§ **TASK GOAL**: Reproduce each line from the records that holds "active".
Begin PROVIDED DATA
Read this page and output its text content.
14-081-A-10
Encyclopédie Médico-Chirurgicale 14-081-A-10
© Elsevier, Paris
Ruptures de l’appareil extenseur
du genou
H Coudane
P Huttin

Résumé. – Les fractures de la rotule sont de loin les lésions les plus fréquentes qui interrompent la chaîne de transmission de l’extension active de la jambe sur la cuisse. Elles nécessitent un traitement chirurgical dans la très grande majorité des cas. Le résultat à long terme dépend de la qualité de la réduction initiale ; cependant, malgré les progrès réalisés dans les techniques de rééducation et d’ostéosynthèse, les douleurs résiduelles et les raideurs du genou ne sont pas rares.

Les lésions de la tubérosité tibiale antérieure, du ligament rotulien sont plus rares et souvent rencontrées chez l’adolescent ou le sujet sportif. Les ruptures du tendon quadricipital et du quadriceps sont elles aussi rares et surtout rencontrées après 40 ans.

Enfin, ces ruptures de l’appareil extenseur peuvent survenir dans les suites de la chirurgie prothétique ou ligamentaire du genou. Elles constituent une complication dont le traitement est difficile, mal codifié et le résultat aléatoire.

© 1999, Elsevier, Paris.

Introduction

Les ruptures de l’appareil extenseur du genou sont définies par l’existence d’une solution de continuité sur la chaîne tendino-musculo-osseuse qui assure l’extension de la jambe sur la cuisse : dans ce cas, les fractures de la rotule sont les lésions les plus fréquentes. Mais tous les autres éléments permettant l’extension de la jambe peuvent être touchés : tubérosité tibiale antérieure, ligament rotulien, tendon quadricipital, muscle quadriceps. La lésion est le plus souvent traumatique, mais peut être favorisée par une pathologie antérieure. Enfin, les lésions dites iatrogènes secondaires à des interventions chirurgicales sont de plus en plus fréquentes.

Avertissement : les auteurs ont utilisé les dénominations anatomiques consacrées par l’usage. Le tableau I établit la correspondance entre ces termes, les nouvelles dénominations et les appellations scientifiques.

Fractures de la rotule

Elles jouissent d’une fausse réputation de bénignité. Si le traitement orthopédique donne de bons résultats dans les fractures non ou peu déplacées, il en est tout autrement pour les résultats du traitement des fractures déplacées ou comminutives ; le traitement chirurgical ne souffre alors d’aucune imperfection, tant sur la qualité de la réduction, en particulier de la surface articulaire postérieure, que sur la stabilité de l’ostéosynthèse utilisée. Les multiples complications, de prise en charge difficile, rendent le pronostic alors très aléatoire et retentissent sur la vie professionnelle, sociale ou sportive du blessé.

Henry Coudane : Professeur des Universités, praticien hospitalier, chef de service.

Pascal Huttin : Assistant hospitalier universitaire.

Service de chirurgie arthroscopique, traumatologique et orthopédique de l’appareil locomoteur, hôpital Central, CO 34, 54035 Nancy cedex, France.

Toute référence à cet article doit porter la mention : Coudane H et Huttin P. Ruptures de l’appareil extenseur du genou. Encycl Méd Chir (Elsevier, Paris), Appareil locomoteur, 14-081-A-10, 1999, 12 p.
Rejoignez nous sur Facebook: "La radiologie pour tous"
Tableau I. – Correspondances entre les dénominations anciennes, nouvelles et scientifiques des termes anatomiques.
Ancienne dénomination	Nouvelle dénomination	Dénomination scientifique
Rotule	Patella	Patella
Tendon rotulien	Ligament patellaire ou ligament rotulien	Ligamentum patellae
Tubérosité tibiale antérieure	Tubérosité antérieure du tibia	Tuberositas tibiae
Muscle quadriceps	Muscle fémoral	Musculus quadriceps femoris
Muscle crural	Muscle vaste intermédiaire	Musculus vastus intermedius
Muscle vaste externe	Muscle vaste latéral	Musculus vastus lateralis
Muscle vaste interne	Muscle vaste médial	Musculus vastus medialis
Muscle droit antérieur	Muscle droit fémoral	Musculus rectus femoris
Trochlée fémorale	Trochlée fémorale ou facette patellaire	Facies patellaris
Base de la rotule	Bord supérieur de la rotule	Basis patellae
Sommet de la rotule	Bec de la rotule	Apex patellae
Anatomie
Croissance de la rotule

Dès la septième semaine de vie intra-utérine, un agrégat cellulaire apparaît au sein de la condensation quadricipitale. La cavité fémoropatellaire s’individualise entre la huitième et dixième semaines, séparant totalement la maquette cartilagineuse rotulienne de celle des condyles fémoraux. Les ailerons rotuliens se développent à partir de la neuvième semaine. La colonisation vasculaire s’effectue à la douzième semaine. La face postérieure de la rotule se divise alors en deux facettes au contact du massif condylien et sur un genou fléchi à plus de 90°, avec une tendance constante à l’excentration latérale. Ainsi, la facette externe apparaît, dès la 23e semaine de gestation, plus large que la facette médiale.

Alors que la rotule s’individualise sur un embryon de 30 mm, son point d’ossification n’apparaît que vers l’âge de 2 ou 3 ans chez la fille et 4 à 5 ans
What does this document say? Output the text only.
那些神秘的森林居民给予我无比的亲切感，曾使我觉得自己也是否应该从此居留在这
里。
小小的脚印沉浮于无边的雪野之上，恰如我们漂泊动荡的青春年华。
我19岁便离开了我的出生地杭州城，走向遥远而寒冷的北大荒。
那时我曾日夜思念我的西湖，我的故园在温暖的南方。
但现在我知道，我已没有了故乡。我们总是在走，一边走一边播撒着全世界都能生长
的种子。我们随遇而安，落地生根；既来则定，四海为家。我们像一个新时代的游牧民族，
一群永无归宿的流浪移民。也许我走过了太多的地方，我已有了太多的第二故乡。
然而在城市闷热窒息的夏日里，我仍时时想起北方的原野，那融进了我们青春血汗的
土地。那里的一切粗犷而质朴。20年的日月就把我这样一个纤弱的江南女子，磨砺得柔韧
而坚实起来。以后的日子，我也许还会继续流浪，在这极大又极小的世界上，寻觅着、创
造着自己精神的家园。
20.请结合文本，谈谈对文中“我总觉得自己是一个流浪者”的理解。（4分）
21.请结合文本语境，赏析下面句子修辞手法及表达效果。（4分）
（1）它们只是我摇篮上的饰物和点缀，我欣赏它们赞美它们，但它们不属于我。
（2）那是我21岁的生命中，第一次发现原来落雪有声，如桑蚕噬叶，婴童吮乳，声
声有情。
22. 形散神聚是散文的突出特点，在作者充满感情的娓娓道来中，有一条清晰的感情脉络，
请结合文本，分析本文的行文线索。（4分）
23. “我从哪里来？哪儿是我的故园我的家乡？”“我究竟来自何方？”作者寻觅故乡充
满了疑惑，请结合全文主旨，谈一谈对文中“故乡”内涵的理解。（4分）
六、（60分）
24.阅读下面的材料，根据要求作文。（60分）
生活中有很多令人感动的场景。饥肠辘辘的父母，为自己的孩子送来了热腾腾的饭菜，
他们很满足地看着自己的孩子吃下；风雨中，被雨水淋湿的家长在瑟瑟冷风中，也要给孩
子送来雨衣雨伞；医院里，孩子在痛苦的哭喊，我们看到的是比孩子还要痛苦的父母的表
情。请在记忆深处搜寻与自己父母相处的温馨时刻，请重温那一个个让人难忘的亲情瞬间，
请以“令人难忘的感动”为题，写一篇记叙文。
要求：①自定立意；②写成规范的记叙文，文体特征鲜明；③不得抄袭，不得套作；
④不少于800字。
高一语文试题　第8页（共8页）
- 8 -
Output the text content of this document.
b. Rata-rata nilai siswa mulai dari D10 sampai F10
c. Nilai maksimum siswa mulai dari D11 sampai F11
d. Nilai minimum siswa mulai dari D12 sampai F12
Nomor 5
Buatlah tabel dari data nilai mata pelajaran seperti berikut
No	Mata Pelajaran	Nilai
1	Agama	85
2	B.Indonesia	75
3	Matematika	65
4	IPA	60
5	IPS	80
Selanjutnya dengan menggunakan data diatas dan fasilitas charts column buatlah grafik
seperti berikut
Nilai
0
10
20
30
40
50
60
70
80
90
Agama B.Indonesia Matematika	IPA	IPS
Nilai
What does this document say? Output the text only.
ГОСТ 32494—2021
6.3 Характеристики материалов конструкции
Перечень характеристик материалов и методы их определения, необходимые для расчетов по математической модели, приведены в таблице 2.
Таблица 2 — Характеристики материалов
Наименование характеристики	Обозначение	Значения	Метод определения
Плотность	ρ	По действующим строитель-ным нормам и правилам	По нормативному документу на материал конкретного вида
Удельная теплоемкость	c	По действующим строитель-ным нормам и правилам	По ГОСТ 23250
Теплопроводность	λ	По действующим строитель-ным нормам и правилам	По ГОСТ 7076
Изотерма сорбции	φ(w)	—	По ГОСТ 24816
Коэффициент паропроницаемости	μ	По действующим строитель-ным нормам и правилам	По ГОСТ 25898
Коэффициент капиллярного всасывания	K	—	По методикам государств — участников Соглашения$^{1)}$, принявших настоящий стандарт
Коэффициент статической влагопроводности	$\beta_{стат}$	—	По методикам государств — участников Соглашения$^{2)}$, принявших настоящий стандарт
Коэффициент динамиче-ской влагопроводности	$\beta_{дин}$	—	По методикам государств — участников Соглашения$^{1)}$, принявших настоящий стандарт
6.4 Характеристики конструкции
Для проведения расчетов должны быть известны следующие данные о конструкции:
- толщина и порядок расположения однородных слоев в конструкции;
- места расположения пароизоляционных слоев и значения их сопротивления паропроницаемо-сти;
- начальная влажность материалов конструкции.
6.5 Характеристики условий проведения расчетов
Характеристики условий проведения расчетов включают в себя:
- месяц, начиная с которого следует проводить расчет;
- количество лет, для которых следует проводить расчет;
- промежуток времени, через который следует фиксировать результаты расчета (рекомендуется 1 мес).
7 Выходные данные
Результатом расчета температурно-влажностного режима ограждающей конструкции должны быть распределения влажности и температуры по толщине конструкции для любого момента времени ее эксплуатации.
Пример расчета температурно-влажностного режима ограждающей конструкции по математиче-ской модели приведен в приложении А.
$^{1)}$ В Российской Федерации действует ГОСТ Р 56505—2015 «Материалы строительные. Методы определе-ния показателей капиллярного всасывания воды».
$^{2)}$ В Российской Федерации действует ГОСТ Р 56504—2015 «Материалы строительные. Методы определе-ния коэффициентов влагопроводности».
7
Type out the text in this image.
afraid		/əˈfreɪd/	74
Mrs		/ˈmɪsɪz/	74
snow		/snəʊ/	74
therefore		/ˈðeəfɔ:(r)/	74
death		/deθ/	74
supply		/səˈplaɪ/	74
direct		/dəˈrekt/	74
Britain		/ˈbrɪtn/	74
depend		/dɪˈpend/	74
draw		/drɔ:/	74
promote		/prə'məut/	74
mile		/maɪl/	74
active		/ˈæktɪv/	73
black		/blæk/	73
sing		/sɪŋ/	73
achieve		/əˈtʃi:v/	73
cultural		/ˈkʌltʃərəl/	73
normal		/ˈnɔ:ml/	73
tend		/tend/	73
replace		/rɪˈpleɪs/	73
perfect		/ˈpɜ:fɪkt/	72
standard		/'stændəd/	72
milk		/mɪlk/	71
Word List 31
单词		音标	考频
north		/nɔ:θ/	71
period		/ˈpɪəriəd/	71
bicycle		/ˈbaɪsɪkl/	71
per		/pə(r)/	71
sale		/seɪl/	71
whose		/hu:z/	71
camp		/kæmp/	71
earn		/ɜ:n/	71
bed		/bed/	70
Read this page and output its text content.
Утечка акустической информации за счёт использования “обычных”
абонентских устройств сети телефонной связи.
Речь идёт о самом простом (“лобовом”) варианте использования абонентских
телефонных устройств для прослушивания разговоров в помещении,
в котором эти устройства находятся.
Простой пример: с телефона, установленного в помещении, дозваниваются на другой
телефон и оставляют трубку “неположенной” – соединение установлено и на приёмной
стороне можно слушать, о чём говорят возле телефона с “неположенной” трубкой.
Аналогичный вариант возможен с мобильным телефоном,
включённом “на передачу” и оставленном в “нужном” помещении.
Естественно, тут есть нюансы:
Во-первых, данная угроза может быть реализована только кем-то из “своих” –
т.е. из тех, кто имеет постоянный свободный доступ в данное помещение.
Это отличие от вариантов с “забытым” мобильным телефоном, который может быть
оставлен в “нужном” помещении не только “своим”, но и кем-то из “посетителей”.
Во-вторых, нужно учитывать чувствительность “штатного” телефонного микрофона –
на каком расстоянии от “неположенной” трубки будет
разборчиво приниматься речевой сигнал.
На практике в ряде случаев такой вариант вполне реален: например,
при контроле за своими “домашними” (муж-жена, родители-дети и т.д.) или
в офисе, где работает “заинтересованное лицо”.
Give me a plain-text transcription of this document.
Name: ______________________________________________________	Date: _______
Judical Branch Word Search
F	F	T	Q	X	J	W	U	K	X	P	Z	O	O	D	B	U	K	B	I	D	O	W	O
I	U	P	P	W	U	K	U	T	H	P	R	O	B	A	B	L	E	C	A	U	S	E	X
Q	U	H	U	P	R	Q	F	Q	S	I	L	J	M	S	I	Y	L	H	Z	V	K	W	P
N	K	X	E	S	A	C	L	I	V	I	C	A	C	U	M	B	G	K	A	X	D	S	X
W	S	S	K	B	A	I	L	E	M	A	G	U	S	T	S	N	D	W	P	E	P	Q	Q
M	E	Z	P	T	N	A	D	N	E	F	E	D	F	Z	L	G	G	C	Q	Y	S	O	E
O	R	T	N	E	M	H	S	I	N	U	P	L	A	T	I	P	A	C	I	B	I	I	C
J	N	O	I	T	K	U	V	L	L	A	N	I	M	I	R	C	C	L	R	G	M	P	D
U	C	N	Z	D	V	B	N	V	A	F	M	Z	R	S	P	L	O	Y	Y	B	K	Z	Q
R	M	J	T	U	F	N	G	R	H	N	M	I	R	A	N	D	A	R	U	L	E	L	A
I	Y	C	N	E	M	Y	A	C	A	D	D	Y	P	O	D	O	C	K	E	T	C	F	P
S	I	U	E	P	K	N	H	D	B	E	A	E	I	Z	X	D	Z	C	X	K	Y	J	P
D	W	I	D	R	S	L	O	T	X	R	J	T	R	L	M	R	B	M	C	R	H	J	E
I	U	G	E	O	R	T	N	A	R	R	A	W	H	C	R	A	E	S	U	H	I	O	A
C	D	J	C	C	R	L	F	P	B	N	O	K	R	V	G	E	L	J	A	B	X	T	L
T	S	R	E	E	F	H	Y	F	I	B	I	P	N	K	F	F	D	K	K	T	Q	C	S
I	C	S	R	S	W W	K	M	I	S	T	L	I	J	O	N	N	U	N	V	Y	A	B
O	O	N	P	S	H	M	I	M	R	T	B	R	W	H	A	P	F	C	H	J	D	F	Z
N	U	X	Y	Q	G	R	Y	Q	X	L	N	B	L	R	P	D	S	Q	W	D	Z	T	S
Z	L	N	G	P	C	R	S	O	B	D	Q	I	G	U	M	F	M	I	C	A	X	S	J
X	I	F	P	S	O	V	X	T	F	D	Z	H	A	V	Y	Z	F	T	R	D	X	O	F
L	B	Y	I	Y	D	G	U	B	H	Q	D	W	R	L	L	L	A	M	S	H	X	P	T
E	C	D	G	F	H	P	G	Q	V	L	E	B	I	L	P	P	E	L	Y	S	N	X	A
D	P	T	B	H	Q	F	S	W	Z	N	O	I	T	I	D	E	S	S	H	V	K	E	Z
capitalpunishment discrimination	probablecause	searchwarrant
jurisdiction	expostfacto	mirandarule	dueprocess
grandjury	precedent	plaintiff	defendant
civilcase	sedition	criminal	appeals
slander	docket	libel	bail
End PROVIDED DATA
§ **TASK RESPONSE**:
Résumé. – Les fractures de la rotule sont de loin les lésions les plus fréquentes qui interrompent la chaîne de transmission de l’extension active de la jambe sur la cuisse. Elles nécessitent un traitement chirurgical dans la très grande majorité des cas. Le résultat à long terme dépend de la qualité de la réduction initiale ; cependant, malgré les progrès réalisés dans les techniques de rééducation et d’ostéosynthèse, les douleurs résiduelles et les raideurs du genou ne sont pas rares.
active		/ˈæktɪv/	73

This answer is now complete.